### EXERCISE DIRECTIONS
Where a line holds "JSON", copy it.

(Entries with figure data)
● ● ●
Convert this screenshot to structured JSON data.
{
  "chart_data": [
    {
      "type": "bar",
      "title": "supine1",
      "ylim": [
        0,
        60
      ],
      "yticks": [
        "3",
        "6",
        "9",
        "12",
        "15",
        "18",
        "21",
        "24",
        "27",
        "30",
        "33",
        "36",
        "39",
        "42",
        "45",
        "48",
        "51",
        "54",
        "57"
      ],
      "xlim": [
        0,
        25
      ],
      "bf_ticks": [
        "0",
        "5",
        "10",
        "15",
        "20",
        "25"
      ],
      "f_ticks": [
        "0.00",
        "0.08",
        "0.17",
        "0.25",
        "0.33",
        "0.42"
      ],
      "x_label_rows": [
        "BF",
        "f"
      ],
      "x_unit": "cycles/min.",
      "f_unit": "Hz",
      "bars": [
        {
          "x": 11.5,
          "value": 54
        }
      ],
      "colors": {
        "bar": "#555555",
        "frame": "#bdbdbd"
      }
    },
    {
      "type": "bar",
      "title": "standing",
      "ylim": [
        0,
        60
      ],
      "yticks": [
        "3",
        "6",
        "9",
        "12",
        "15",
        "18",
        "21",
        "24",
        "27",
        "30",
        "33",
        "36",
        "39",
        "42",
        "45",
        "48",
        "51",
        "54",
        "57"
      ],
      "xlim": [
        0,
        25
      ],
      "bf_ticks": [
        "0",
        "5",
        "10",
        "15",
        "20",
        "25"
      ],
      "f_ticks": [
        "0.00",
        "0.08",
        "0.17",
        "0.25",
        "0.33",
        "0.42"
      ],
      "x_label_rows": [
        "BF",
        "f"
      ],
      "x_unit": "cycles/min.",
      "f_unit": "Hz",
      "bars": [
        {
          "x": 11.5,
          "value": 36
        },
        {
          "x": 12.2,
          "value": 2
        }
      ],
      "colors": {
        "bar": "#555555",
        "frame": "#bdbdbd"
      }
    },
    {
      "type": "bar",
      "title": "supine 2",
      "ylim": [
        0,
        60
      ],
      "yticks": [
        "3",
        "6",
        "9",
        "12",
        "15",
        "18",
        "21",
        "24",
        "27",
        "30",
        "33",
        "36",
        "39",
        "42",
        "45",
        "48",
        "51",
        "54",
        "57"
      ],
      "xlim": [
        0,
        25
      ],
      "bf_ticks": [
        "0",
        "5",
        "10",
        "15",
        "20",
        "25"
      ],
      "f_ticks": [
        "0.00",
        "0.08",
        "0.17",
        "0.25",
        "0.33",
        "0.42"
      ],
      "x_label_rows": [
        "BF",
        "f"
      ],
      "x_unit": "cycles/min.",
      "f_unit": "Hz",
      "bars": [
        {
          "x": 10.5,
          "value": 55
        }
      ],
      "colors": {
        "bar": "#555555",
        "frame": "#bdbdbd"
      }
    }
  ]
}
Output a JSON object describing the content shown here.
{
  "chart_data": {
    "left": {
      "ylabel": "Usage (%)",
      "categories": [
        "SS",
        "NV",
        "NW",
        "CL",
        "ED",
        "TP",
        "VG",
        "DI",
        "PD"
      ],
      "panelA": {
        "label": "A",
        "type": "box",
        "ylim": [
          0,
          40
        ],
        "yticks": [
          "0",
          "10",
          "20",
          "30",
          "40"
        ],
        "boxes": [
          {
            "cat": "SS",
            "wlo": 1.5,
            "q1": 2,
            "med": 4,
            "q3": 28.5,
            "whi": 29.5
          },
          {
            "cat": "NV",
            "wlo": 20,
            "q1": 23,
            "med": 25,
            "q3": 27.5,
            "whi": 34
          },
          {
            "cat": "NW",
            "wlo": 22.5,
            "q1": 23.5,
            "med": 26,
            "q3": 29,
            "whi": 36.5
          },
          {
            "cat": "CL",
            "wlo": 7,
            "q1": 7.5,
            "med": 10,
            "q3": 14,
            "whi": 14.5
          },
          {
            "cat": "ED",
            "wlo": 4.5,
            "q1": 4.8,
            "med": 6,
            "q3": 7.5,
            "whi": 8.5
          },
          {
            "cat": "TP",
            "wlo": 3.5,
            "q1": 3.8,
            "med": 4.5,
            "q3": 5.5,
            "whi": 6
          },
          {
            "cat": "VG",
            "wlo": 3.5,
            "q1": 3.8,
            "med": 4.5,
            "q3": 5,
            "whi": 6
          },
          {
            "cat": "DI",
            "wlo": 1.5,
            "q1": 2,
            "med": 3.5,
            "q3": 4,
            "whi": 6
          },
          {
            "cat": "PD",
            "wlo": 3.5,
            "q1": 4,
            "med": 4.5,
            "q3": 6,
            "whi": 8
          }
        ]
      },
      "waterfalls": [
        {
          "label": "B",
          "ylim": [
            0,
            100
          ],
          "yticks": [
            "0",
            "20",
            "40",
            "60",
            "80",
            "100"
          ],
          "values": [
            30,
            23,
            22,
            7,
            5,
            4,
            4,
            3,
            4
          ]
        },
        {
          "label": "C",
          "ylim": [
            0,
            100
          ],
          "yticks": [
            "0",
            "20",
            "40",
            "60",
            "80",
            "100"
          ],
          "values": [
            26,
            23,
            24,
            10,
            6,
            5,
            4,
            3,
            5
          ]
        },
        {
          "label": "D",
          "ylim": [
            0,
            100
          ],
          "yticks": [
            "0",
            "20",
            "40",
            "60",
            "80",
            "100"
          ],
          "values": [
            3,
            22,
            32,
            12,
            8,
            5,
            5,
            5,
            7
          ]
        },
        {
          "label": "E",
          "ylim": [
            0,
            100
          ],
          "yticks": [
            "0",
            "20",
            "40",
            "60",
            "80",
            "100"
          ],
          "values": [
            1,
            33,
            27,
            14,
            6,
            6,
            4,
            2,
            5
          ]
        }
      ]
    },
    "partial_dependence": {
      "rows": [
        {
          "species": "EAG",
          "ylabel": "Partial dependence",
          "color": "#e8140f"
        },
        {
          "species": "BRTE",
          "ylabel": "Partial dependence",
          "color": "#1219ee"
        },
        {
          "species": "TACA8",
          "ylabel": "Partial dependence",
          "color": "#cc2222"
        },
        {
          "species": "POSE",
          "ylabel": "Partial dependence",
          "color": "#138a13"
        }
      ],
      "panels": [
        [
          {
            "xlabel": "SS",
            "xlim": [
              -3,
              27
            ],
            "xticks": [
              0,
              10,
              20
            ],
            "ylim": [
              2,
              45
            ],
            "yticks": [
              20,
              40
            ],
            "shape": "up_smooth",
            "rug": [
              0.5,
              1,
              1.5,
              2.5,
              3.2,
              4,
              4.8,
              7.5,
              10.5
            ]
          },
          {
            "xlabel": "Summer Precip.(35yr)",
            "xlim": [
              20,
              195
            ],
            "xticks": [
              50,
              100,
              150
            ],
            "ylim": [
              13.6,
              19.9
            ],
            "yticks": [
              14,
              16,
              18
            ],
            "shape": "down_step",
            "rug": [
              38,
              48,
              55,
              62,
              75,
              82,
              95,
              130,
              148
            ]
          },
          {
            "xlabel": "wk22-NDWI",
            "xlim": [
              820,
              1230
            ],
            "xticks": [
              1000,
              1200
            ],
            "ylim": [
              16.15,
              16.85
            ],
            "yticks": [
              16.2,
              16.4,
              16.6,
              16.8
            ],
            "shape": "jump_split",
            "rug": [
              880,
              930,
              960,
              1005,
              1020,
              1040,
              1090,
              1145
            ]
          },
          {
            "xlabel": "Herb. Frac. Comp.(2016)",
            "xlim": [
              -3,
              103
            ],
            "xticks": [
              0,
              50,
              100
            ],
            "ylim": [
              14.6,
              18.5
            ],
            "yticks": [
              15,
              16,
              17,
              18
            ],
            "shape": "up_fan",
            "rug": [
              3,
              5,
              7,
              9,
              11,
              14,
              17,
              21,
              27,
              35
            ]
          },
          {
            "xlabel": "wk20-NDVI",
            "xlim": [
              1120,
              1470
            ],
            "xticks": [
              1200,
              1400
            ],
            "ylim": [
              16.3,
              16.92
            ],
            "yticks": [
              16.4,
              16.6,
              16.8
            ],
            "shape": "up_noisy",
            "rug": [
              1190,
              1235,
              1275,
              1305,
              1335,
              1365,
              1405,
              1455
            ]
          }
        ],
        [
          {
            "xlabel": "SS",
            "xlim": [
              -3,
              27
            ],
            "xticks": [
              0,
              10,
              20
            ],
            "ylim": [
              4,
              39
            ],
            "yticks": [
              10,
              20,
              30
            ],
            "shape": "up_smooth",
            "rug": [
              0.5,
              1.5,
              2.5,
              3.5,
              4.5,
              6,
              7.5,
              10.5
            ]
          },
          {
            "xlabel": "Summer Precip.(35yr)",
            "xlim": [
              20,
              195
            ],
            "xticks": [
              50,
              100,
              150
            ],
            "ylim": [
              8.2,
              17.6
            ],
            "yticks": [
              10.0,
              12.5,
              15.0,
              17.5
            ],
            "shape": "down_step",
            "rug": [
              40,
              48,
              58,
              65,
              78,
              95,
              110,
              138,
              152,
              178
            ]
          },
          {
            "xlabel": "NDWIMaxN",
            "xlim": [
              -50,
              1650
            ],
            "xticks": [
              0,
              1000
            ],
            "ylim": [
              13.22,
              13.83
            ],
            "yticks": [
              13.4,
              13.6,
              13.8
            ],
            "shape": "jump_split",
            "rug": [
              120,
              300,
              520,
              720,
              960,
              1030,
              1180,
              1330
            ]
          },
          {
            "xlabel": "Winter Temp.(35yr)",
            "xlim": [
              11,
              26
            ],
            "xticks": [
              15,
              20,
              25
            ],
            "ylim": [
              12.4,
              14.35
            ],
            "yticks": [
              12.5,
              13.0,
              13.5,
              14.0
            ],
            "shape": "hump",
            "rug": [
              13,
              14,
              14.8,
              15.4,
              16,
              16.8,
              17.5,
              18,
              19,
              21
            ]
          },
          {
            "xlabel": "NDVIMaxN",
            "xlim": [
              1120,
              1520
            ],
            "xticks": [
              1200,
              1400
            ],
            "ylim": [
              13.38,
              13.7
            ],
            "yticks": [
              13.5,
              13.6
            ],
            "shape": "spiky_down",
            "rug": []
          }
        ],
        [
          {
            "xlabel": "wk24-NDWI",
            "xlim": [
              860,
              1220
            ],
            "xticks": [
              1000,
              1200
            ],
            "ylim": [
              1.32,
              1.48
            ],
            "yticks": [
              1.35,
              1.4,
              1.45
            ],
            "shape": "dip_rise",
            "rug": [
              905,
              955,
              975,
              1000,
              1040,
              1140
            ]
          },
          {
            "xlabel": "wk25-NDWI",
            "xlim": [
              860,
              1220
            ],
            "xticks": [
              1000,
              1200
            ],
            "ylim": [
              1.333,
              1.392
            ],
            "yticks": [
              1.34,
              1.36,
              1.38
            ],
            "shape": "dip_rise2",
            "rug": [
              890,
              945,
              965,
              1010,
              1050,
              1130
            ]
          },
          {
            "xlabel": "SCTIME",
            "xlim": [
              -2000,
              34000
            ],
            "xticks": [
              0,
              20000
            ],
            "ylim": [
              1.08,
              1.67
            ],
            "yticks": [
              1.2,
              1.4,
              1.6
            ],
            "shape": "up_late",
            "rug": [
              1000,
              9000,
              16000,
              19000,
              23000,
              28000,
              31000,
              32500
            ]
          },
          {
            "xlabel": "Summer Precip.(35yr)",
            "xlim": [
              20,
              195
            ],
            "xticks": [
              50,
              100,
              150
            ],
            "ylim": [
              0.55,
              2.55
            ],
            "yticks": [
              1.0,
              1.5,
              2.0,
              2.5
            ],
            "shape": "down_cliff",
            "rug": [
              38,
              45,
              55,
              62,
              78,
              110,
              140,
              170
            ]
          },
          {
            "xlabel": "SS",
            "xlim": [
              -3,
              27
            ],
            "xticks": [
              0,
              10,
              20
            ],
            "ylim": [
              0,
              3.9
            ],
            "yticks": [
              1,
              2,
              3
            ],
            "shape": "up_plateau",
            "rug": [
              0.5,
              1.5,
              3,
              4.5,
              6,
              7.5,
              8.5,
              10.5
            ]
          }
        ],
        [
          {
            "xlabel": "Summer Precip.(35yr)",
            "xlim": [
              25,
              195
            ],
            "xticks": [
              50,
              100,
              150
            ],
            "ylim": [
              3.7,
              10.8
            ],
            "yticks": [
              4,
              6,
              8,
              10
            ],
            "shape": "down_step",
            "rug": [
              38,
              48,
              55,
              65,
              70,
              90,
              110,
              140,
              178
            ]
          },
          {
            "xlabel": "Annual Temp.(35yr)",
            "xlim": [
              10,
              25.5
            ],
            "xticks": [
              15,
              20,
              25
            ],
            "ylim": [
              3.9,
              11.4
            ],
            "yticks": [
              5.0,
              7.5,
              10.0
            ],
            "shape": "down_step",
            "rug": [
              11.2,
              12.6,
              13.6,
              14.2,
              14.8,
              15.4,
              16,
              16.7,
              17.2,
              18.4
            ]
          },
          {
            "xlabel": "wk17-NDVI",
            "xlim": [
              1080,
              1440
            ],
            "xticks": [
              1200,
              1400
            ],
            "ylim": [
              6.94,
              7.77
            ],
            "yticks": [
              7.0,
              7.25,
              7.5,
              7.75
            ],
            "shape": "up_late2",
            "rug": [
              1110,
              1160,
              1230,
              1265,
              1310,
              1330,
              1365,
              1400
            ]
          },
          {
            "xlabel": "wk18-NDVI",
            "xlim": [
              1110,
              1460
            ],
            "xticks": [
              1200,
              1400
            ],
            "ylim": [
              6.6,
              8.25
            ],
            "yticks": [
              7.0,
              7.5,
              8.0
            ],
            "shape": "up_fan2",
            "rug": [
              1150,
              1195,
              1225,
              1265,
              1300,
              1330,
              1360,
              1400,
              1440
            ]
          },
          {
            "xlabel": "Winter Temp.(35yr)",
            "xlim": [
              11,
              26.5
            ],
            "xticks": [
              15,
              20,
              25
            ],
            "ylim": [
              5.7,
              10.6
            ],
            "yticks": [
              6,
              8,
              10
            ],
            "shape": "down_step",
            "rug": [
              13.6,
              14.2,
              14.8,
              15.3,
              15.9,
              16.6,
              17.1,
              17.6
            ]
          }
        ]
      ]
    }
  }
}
● ● ●
### COMPLETE OUTPUT
Convert this screenshot to structured JSON data.
Output a JSON object describing the content shown here.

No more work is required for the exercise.